+++ Entries provided +++

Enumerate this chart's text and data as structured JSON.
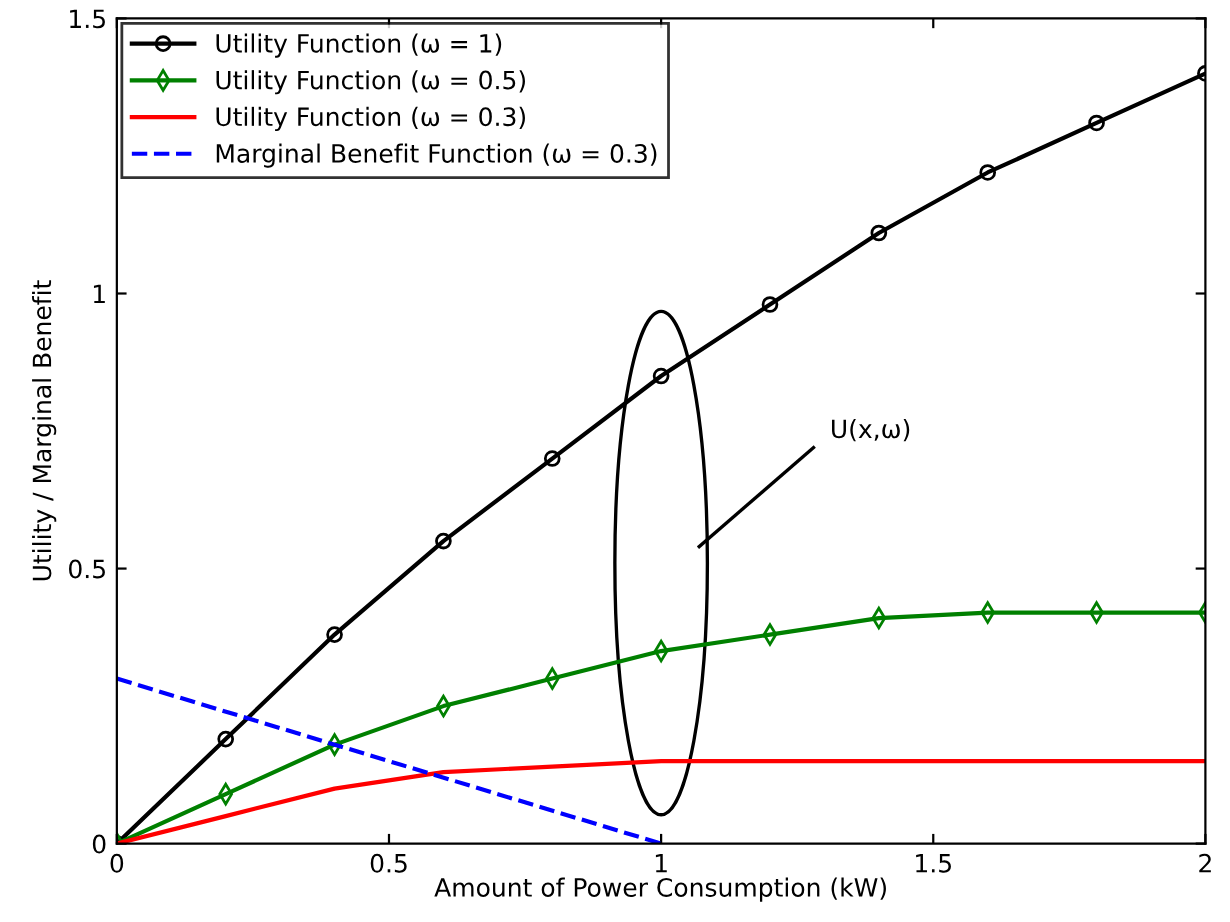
{
  "chart_data": {
    "type": "line",
    "xlabel": "Amount of Power Consumption (kW)",
    "ylabel": "Utility / Marginal Benefit",
    "x": [
      0,
      0.2,
      0.4,
      0.6,
      0.8,
      1.0,
      1.2,
      1.4,
      1.6,
      1.8,
      2.0
    ],
    "series": [
      {
        "name": "Utility Function (ω = 1)",
        "color": "#000000",
        "marker": "circle",
        "line_style": "solid",
        "values": [
          0,
          0.19,
          0.38,
          0.55,
          0.7,
          0.85,
          0.98,
          1.11,
          1.22,
          1.31,
          1.4
        ]
      },
      {
        "name": "Utility Function (ω = 0.5)",
        "color": "#008000",
        "marker": "diamond",
        "line_style": "solid",
        "values": [
          0,
          0.09,
          0.18,
          0.25,
          0.3,
          0.35,
          0.38,
          0.41,
          0.42,
          0.42,
          0.42
        ]
      },
      {
        "name": "Utility Function (ω = 0.3)",
        "color": "#ff0000",
        "marker": "none",
        "line_style": "solid",
        "values": [
          0,
          0.05,
          0.1,
          0.13,
          0.14,
          0.15,
          0.15,
          0.15,
          0.15,
          0.15,
          0.15
        ]
      },
      {
        "name": "Marginal Benefit Function (ω = 0.3)",
        "color": "#0000ff",
        "marker": "none",
        "line_style": "dashed",
        "x": [
          0,
          1.0
        ],
        "values": [
          0.3,
          0
        ]
      }
    ],
    "xlim": [
      0,
      2
    ],
    "ylim": [
      0,
      1.5
    ],
    "xticks": [
      0,
      0.5,
      1,
      1.5,
      2
    ],
    "yticks": [
      0,
      0.5,
      1,
      1.5
    ],
    "annotations": [
      "U(x,ω)"
    ],
    "legend": "top left",
    "grid": false
  }
}
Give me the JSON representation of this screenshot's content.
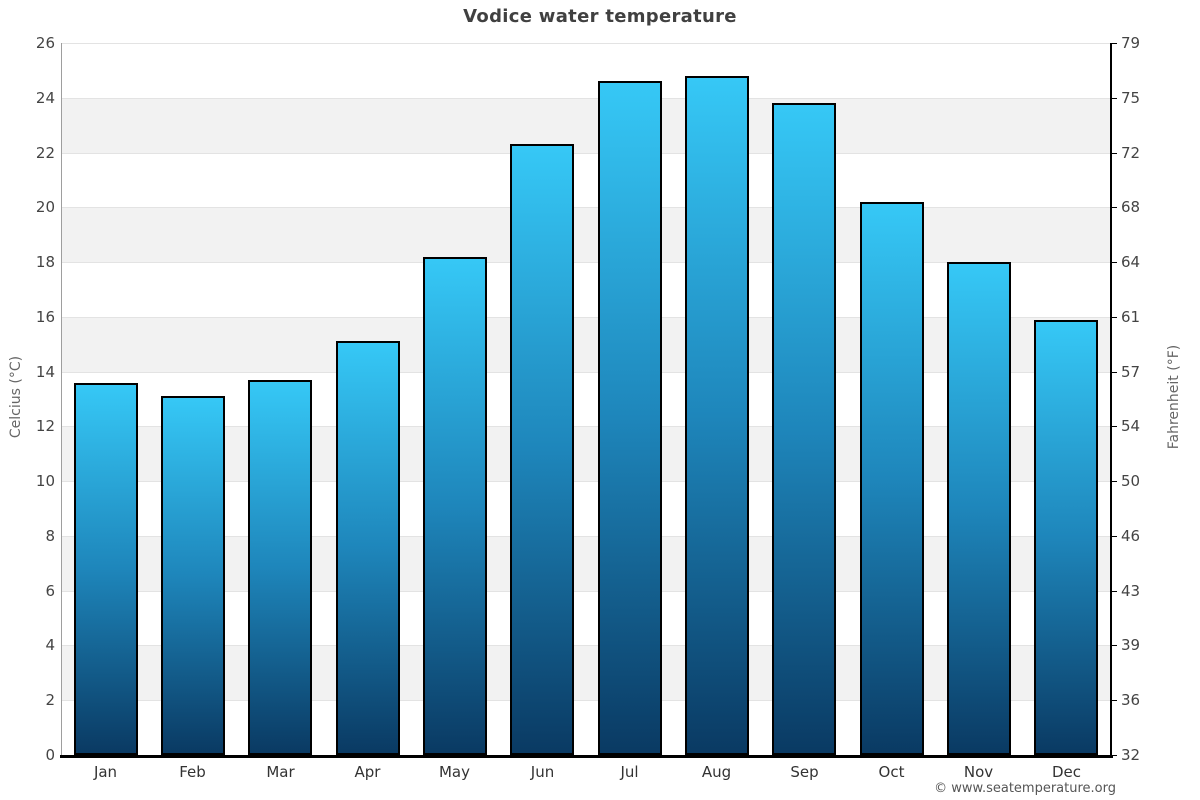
{
  "title": "Vodice water temperature",
  "axes": {
    "left_label": "Celcius (°C)",
    "right_label": "Fahrenheit (°F)"
  },
  "footer": {
    "credit": "© www.seatemperature.org"
  },
  "chart_data": {
    "type": "bar",
    "title": "Vodice water temperature",
    "categories": [
      "Jan",
      "Feb",
      "Mar",
      "Apr",
      "May",
      "Jun",
      "Jul",
      "Aug",
      "Sep",
      "Oct",
      "Nov",
      "Dec"
    ],
    "series": [
      {
        "name": "Water temperature",
        "unit": "°C",
        "values": [
          13.6,
          13.1,
          13.7,
          15.1,
          18.2,
          22.3,
          24.6,
          24.8,
          23.8,
          20.2,
          18.0,
          15.9
        ]
      }
    ],
    "ylabel": "Celcius (°C)",
    "ylabel_secondary": "Fahrenheit (°F)",
    "xlabel": "",
    "ylim": [
      0,
      26
    ],
    "yticks": [
      0,
      2,
      4,
      6,
      8,
      10,
      12,
      14,
      16,
      18,
      20,
      22,
      24,
      26
    ],
    "yticks_right": [
      "32",
      "36",
      "39",
      "43",
      "46",
      "50",
      "54",
      "57",
      "61",
      "64",
      "68",
      "72",
      "75",
      "79"
    ],
    "legend": "none",
    "grid": "horizontal-gridlines-with-alternating-bands",
    "colors": {
      "bar_top": "#36c8f6",
      "bar_mid": "#1e86bb",
      "bar_bottom": "#0a3a63",
      "bar_border": "#000000",
      "band": "#f2f2f2",
      "gridline": "#e3e3e3",
      "title": "#404040",
      "tick": "#444444",
      "axis_label": "#666666"
    }
  }
}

+++

Prompt: Go through the listing above and pull out each line containing the word "this".

Written response:
Enumerate this chart's text and data as structured JSON.
Give me the JSON representation of this screenshot's content.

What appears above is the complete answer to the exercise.